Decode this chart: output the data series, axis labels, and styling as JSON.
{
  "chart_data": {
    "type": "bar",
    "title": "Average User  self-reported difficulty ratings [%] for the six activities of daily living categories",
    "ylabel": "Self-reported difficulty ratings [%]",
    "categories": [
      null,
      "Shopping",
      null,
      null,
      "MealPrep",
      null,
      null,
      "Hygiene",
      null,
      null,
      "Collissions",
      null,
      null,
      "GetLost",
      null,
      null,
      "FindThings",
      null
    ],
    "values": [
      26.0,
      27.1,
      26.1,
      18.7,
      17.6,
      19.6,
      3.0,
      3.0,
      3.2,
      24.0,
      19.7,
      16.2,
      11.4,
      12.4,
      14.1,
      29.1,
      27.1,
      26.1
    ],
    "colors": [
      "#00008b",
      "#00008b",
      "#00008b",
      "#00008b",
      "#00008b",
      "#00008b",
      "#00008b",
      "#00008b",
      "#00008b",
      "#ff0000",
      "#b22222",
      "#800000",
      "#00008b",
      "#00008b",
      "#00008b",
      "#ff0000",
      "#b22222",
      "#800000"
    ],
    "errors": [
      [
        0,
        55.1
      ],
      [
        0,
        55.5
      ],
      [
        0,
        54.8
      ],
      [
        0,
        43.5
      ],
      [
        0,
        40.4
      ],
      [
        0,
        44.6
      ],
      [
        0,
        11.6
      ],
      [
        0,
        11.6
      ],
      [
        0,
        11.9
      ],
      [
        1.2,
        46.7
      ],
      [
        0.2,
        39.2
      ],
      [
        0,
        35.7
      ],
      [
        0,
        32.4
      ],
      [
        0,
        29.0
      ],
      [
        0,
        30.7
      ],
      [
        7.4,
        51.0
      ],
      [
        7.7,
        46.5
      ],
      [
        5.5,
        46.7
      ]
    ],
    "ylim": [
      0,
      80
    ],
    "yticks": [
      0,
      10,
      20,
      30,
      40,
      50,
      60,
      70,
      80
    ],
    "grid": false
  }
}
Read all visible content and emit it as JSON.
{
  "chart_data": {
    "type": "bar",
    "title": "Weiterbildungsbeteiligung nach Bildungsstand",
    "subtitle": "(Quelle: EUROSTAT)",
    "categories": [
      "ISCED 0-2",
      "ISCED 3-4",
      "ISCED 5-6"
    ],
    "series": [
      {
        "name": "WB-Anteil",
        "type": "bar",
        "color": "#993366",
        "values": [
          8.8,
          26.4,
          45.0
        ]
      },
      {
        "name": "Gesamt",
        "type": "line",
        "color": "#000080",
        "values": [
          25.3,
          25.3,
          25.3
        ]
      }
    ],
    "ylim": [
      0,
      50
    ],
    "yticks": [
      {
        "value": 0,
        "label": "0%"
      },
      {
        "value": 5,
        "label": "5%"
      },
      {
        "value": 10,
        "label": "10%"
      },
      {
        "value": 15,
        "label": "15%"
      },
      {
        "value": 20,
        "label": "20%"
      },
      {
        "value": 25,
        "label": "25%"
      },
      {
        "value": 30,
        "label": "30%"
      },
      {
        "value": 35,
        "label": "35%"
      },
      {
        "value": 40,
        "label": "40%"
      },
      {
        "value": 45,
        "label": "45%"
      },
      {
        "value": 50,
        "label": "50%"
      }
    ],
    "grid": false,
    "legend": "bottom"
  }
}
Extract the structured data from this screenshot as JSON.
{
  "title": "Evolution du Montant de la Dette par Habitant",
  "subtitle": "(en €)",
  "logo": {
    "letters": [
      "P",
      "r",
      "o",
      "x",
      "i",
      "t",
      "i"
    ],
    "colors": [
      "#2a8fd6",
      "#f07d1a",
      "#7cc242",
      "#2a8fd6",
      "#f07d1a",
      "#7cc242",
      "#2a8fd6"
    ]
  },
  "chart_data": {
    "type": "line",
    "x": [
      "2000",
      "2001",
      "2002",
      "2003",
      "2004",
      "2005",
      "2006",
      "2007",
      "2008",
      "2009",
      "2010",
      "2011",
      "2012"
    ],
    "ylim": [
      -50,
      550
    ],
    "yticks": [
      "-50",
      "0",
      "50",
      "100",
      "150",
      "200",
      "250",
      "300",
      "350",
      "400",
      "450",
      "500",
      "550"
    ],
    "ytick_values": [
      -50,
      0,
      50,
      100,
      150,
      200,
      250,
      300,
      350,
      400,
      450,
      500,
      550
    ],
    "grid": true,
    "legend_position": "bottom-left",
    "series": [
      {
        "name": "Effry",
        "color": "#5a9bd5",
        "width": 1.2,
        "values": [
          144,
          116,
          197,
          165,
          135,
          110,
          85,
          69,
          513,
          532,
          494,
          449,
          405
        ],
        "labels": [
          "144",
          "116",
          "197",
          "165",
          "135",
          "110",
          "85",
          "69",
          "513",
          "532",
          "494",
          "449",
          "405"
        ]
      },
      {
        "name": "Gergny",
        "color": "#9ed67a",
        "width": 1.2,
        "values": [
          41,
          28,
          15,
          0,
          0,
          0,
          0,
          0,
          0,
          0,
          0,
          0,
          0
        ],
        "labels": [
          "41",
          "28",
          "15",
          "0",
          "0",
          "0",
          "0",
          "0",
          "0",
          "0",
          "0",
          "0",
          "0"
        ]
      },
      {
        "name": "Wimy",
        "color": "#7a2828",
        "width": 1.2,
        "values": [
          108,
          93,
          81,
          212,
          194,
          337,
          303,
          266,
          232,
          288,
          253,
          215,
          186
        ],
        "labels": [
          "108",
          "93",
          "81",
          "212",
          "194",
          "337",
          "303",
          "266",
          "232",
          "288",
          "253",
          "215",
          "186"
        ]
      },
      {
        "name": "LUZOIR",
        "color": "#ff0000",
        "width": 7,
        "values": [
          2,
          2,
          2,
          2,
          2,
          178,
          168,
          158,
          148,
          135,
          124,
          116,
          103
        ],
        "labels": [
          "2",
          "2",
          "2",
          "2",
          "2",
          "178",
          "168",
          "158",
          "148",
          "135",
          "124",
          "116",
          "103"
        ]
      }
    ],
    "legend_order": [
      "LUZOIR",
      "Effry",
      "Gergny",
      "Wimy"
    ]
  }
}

════

* _THE TASK_:
Find the string "subtitle" in the entries above and return each line that holds it.

* _CORRECT RESPONSE_:
    "subtitle": "(Quelle: EUROSTAT)",
  "subtitle": "(en €)",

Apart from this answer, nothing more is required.